Data in this exercise ->
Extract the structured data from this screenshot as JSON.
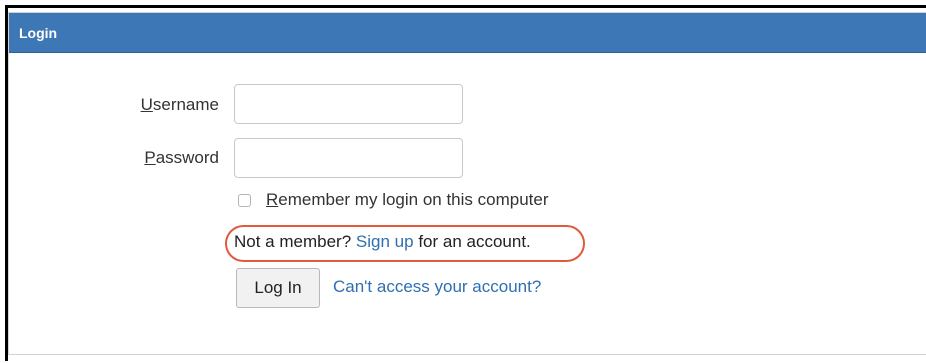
{
  "panel": {
    "title": "Login"
  },
  "form": {
    "username": {
      "label_first": "U",
      "label_rest": "sername",
      "value": ""
    },
    "password": {
      "label_first": "P",
      "label_rest": "assword",
      "value": ""
    },
    "remember": {
      "label_first": "R",
      "label_rest": "emember my login on this computer",
      "checked": false
    },
    "not_member": {
      "prefix": "Not a member?",
      "link": "Sign up",
      "suffix": "for an account."
    },
    "login_button": "Log In",
    "cant_access_link": "Can't access your account?"
  },
  "colors": {
    "header_blue": "#3d77b5",
    "link_blue": "#2f6fb0",
    "highlight_oval": "#e05a3c"
  }
}
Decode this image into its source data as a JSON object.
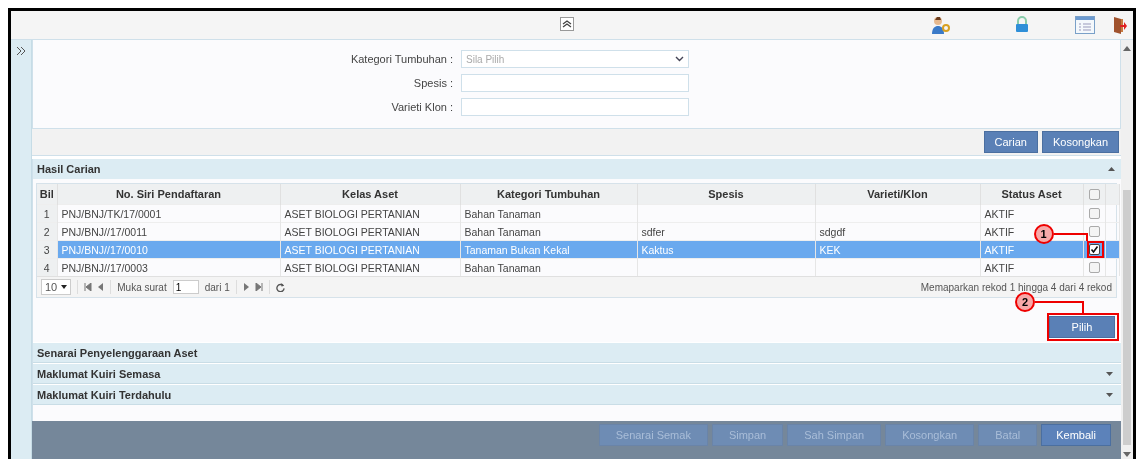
{
  "form": {
    "fields": [
      {
        "label": "Kategori Tumbuhan :",
        "kind": "select",
        "placeholder": "Sila Pilih"
      },
      {
        "label": "Spesis :",
        "kind": "text"
      },
      {
        "label": "Varieti Klon :",
        "kind": "text"
      }
    ],
    "buttons": [
      "Carian",
      "Kosongkan"
    ]
  },
  "results": {
    "title": "Hasil Carian",
    "expanded": true,
    "columns": [
      "Bil",
      "No. Siri Pendaftaran",
      "Kelas Aset",
      "Kategori Tumbuhan",
      "Spesis",
      "Varieti/Klon",
      "Status Aset"
    ],
    "header_checked": false,
    "rows": [
      {
        "cells": [
          "1",
          "PNJ/BNJ/TK/17/0001",
          "ASET BIOLOGI PERTANIAN",
          "Bahan Tanaman",
          "",
          "",
          "AKTIF"
        ],
        "selected": false,
        "checked": false
      },
      {
        "cells": [
          "2",
          "PNJ/BNJ//17/0011",
          "ASET BIOLOGI PERTANIAN",
          "Bahan Tanaman",
          "sdfer",
          "sdgdf",
          "AKTIF"
        ],
        "selected": false,
        "checked": false
      },
      {
        "cells": [
          "3",
          "PNJ/BNJ//17/0010",
          "ASET BIOLOGI PERTANIAN",
          "Tanaman Bukan Kekal",
          "Kaktus",
          "KEK",
          "AKTIF"
        ],
        "selected": true,
        "checked": true
      },
      {
        "cells": [
          "4",
          "PNJ/BNJ//17/0003",
          "ASET BIOLOGI PERTANIAN",
          "Bahan Tanaman",
          "",
          "",
          "AKTIF"
        ],
        "selected": false,
        "checked": false
      }
    ],
    "pager": {
      "page_size": "10",
      "page_label": "Muka surat",
      "page": "1",
      "of": "dari 1",
      "summary": "Memaparkan rekod 1 hingga 4 dari 4 rekod"
    },
    "select_button": "Pilih",
    "callouts": [
      "1",
      "2"
    ]
  },
  "sections": [
    {
      "title": "Senarai Penyelenggaraan Aset",
      "collapsible": false
    },
    {
      "title": "Maklumat Kuiri Semasa",
      "collapsible": true
    },
    {
      "title": "Maklumat Kuiri Terdahulu",
      "collapsible": true
    }
  ],
  "footer": [
    {
      "label": "Senarai Semak",
      "disabled": true
    },
    {
      "label": "Simpan",
      "disabled": true
    },
    {
      "label": "Sah Simpan",
      "disabled": true
    },
    {
      "label": "Kosongkan",
      "disabled": true
    },
    {
      "label": "Batal",
      "disabled": true
    },
    {
      "label": "Kembali",
      "disabled": false
    }
  ]
}
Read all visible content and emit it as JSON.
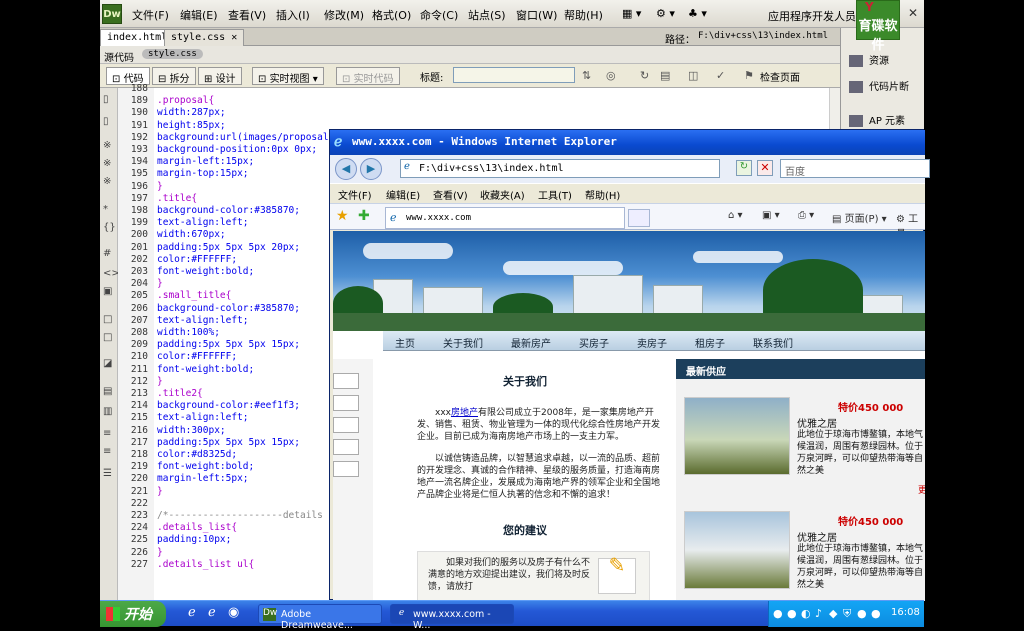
{
  "dw": {
    "logo": "Dw",
    "menu": [
      "文件(F)",
      "编辑(E)",
      "查看(V)",
      "插入(I)",
      "修改(M)",
      "格式(O)",
      "命令(C)",
      "站点(S)",
      "窗口(W)",
      "帮助(H)"
    ],
    "workspace": "应用程序开发人员",
    "brand_top": "Y",
    "brand": "育碟软件",
    "doc_tabs": [
      "index.html",
      "style.css"
    ],
    "path_label": "路径：",
    "path_value": "F:\\div+css\\13\\index.html",
    "related": [
      "源代码",
      "style.css"
    ],
    "buttons": {
      "code": "代码",
      "split": "拆分",
      "design": "设计",
      "live_view": "实时视图",
      "live_code": "实时代码"
    },
    "title_label": "标题:",
    "title_value": "",
    "check_page": "检查页面",
    "panels": [
      "资源",
      "代码片断",
      "AP 元素"
    ],
    "code_lines": [
      {
        "n": "188",
        "t": ""
      },
      {
        "n": "189",
        "t": ".proposal{"
      },
      {
        "n": "190",
        "t": "width:287px;"
      },
      {
        "n": "191",
        "t": "height:85px;"
      },
      {
        "n": "192",
        "t": "background:url(images/proposal"
      },
      {
        "n": "193",
        "t": "background-position:0px 0px;"
      },
      {
        "n": "194",
        "t": "margin-left:15px;"
      },
      {
        "n": "195",
        "t": "margin-top:15px;"
      },
      {
        "n": "196",
        "t": "}"
      },
      {
        "n": "197",
        "t": ".title{"
      },
      {
        "n": "198",
        "t": "background-color:#385870;"
      },
      {
        "n": "199",
        "t": "text-align:left;"
      },
      {
        "n": "200",
        "t": "width:670px;"
      },
      {
        "n": "201",
        "t": "padding:5px 5px 5px 20px;"
      },
      {
        "n": "202",
        "t": "color:#FFFFFF;"
      },
      {
        "n": "203",
        "t": "font-weight:bold;"
      },
      {
        "n": "204",
        "t": "}"
      },
      {
        "n": "205",
        "t": ".small_title{"
      },
      {
        "n": "206",
        "t": "background-color:#385870;"
      },
      {
        "n": "207",
        "t": "text-align:left;"
      },
      {
        "n": "208",
        "t": "width:100%;"
      },
      {
        "n": "209",
        "t": "padding:5px 5px 5px 15px;"
      },
      {
        "n": "210",
        "t": "color:#FFFFFF;"
      },
      {
        "n": "211",
        "t": "font-weight:bold;"
      },
      {
        "n": "212",
        "t": "}"
      },
      {
        "n": "213",
        "t": ".title2{"
      },
      {
        "n": "214",
        "t": "background-color:#eef1f3;"
      },
      {
        "n": "215",
        "t": "text-align:left;"
      },
      {
        "n": "216",
        "t": "width:300px;"
      },
      {
        "n": "217",
        "t": "padding:5px 5px 5px 15px;"
      },
      {
        "n": "218",
        "t": "color:#d8325d;"
      },
      {
        "n": "219",
        "t": "font-weight:bold;"
      },
      {
        "n": "220",
        "t": "margin-left:5px;"
      },
      {
        "n": "221",
        "t": "}"
      },
      {
        "n": "222",
        "t": ""
      },
      {
        "n": "223",
        "t": "/*--------------------details l"
      },
      {
        "n": "224",
        "t": ".details_list{"
      },
      {
        "n": "225",
        "t": "padding:10px;"
      },
      {
        "n": "226",
        "t": "}"
      },
      {
        "n": "227",
        "t": ".details_list ul{"
      }
    ]
  },
  "ie": {
    "title": "www.xxxx.com - Windows Internet Explorer",
    "address": "F:\\div+css\\13\\index.html",
    "search_placeholder": "百度",
    "menu": [
      "文件(F)",
      "编辑(E)",
      "查看(V)",
      "收藏夹(A)",
      "工具(T)",
      "帮助(H)"
    ],
    "tab_title": "www.xxxx.com",
    "page_menu": "页面(P)",
    "tools_menu": "工具",
    "nav": [
      "主页",
      "关于我们",
      "最新房产",
      "买房子",
      "卖房子",
      "租房子",
      "联系我们"
    ],
    "about_title": "关于我们",
    "about_p1_pre": "xxx",
    "about_link": "房地产",
    "about_p1_post": "有限公司成立于2008年，是一家集房地产开发、销售、租赁、物业管理为一体的现代化综合性房地产开发企业。目前已成为海南房地产市场上的一支主力军。",
    "about_p2": "以诚信铸造品牌，以智慧追求卓越，以一流的品质、超前的开发理念、真诚的合作精神、星级的服务质量，打造海南房地产一流名牌企业，发展成为海南地产界的领军企业和全国地产品牌企业将是仁恒人执著的信念和不懈的追求！",
    "suggest_title": "您的建议",
    "suggest_text": "如果对我们的服务以及房子有什么不满意的地方欢迎提出建议，我们将及时反馈，请放打",
    "latest_title": "最新供应",
    "houses": [
      {
        "price": "特价450 000",
        "name": "优雅之居",
        "desc": "此地位于琼海市博鳌镇，本地气候温润，周围有葱绿园林。位于万泉河畔，可以仰望热带海等自然之美"
      },
      {
        "price": "特价450 000",
        "name": "优雅之居",
        "desc": "此地位于琼海市博鳌镇，本地气候温润，周围有葱绿园林。位于万泉河畔，可以仰望热带海等自然之美"
      }
    ],
    "more": "更"
  },
  "taskbar": {
    "start": "开始",
    "items": [
      "Adobe Dreamweave...",
      "www.xxxx.com - W..."
    ],
    "time": "16:08"
  },
  "colors": {
    "accent": "#385870",
    "price": "#c00000",
    "ie_title": "#0a4ad0",
    "taskbar": "#2458d6"
  }
}
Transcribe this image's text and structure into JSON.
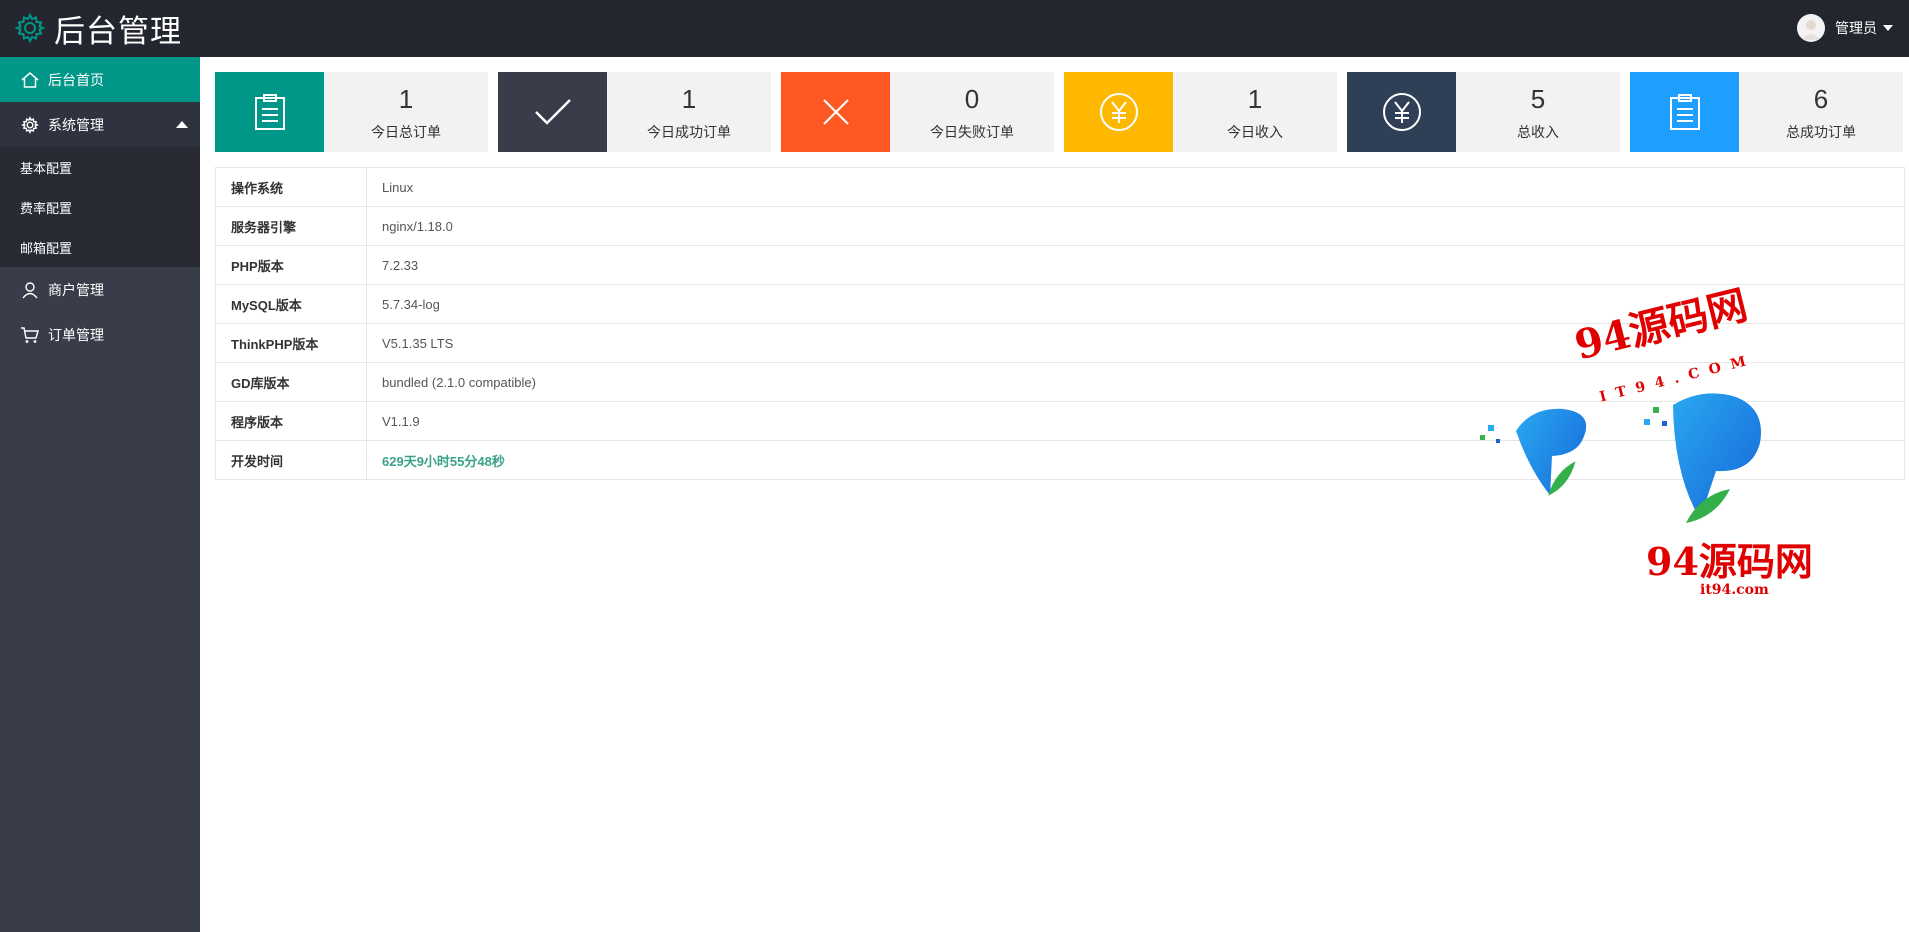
{
  "header": {
    "title": "后台管理",
    "user_name": "管理员"
  },
  "sidebar": {
    "items": [
      {
        "label": "后台首页"
      },
      {
        "label": "系统管理",
        "children": [
          {
            "label": "基本配置"
          },
          {
            "label": "费率配置"
          },
          {
            "label": "邮箱配置"
          }
        ]
      },
      {
        "label": "商户管理"
      },
      {
        "label": "订单管理"
      }
    ]
  },
  "stats": [
    {
      "value": "1",
      "label": "今日总订单",
      "color": "#009688",
      "icon": "clipboard-icon"
    },
    {
      "value": "1",
      "label": "今日成功订单",
      "color": "#393d49",
      "icon": "check-icon"
    },
    {
      "value": "0",
      "label": "今日失败订单",
      "color": "#ff5722",
      "icon": "close-icon"
    },
    {
      "value": "1",
      "label": "今日收入",
      "color": "#ffb800",
      "icon": "yen-icon"
    },
    {
      "value": "5",
      "label": "总收入",
      "color": "#2f4056",
      "icon": "yen-icon"
    },
    {
      "value": "6",
      "label": "总成功订单",
      "color": "#1e9fff",
      "icon": "clipboard-icon"
    }
  ],
  "info": [
    {
      "key": "操作系统",
      "value": "Linux"
    },
    {
      "key": "服务器引擎",
      "value": "nginx/1.18.0"
    },
    {
      "key": "PHP版本",
      "value": "7.2.33"
    },
    {
      "key": "MySQL版本",
      "value": "5.7.34-log"
    },
    {
      "key": "ThinkPHP版本",
      "value": "V5.1.35 LTS"
    },
    {
      "key": "GD库版本",
      "value": "bundled (2.1.0 compatible)"
    },
    {
      "key": "程序版本",
      "value": "V1.1.9"
    },
    {
      "key": "开发时间",
      "value": "629天9小时55分48秒"
    }
  ],
  "watermark": {
    "title": "94源码网",
    "sub": "IT94.COM",
    "domain": "it94.com"
  }
}
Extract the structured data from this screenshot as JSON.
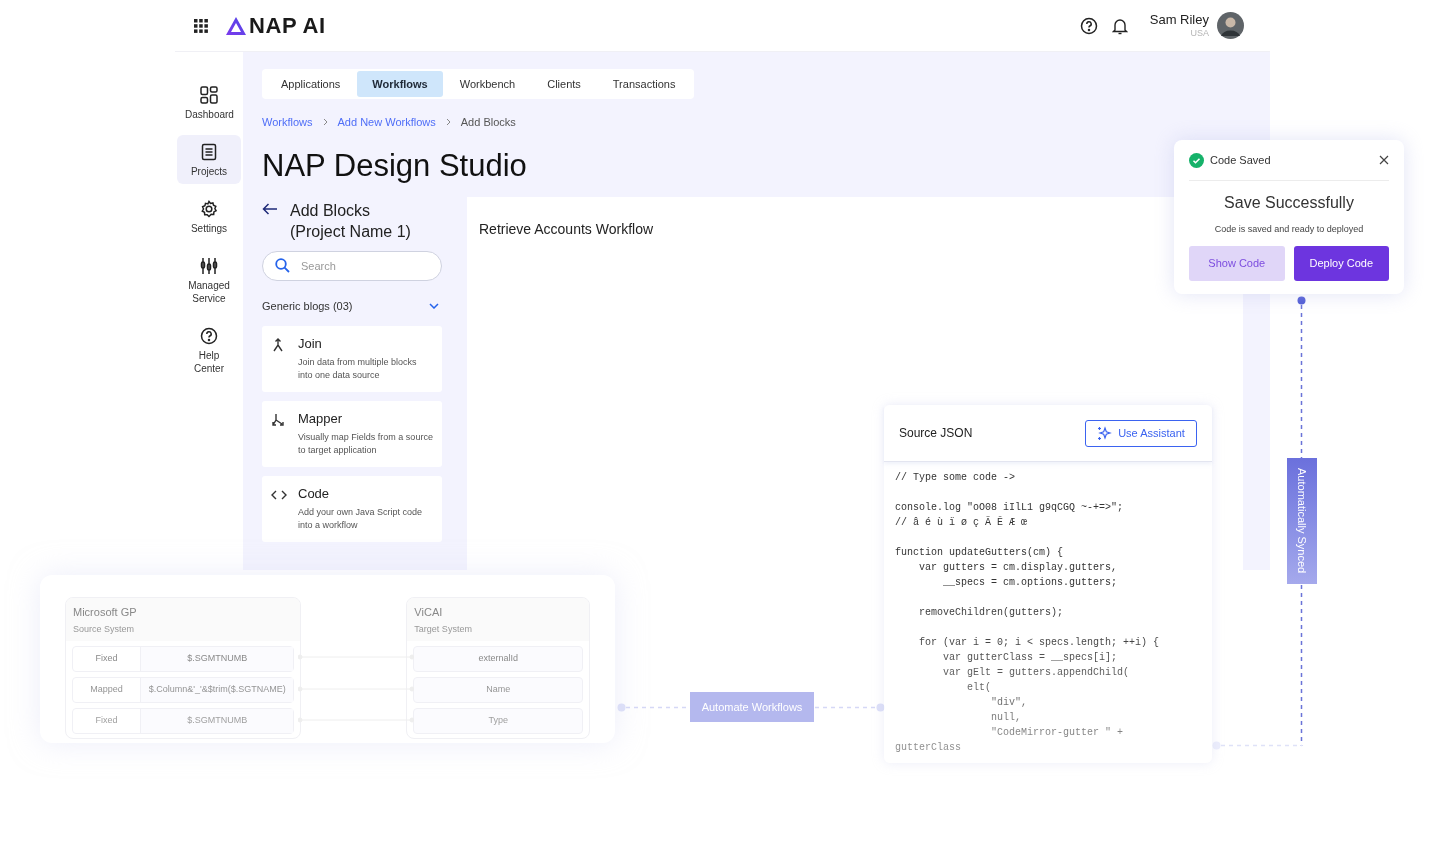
{
  "header": {
    "logo_text": "NAP AI",
    "user": {
      "name": "Sam Riley",
      "country": "USA"
    }
  },
  "sidebar": {
    "items": [
      {
        "label": "Dashboard",
        "selected": false
      },
      {
        "label": "Projects",
        "selected": true
      },
      {
        "label": "Settings",
        "selected": false
      },
      {
        "label": "Managed Service",
        "selected": false
      },
      {
        "label": "Help Center",
        "selected": false
      }
    ]
  },
  "tabs": [
    {
      "label": "Applications",
      "selected": false
    },
    {
      "label": "Workflows",
      "selected": true
    },
    {
      "label": "Workbench",
      "selected": false
    },
    {
      "label": "Clients",
      "selected": false
    },
    {
      "label": "Transactions",
      "selected": false
    }
  ],
  "breadcrumb": [
    {
      "label": "Workflows",
      "current": false
    },
    {
      "label": "Add New Workflows",
      "current": false
    },
    {
      "label": "Add Blocks",
      "current": true
    }
  ],
  "page_title": "NAP Design Studio",
  "blocks_panel": {
    "title": "Add Blocks (Project Name 1)",
    "search": {
      "placeholder": "Search"
    },
    "group": {
      "label": "Generic blogs (03)",
      "expanded": true
    },
    "blocks": [
      {
        "title": "Join",
        "description": "Join data from multiple blocks into one data source"
      },
      {
        "title": "Mapper",
        "description": "Visually map Fields from a source to target application"
      },
      {
        "title": "Code",
        "description": "Add your own Java Script code into a workflow"
      }
    ]
  },
  "canvas": {
    "title": "Retrieve Accounts Workflow"
  },
  "source_json": {
    "title": "Source JSON",
    "assistant_button": "Use Assistant",
    "code_blocks": [
      [
        "// Type some code ->"
      ],
      [
        "console.log \"oO08 iIlL1 g9qCGQ ~-+=>\";",
        "// â é ù ï ø ç Ã Ē Æ œ"
      ],
      [
        "function updateGutters(cm) {",
        "    var gutters = cm.display.gutters,",
        "        __specs = cm.options.gutters;"
      ],
      [
        "    removeChildren(gutters);"
      ],
      [
        "    for (var i = 0; i < specs.length; ++i) {",
        "        var gutterClass = __specs[i];",
        "        var gElt = gutters.appendChild(",
        "            elt(",
        "                \"div\",",
        "                null,",
        "                \"CodeMirror-gutter \" +",
        "gutterClass"
      ]
    ]
  },
  "toast": {
    "status": "Code Saved",
    "heading": "Save Successfully",
    "message": "Code is saved and ready to deployed",
    "buttons": [
      {
        "label": "Show Code",
        "kind": "secondary"
      },
      {
        "label": "Deploy Code",
        "kind": "primary"
      }
    ]
  },
  "sync_label": "Automatically Synced",
  "automate_label": "Automate Workflows",
  "mapping": {
    "source": {
      "name": "Microsoft GP",
      "subtitle": "Source System"
    },
    "target": {
      "name": "ViCAI",
      "subtitle": "Target System"
    },
    "rows": [
      {
        "mode": "Fixed",
        "source_field": "$.SGMTNUMB",
        "target_field": "externalId"
      },
      {
        "mode": "Mapped",
        "source_field": "$.Column&'_'&$trim($.SGTNAME)",
        "target_field": "Name"
      },
      {
        "mode": "Fixed",
        "source_field": "$.SGMTNUMB",
        "target_field": "Type"
      }
    ]
  }
}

Requirements -> Report all lines of the data that include the word "kind".

Result of this task ->
        "kind": "select",
        "kind": "text"
        "kind": "text"
        "kind": "secondary"
        "kind": "primary"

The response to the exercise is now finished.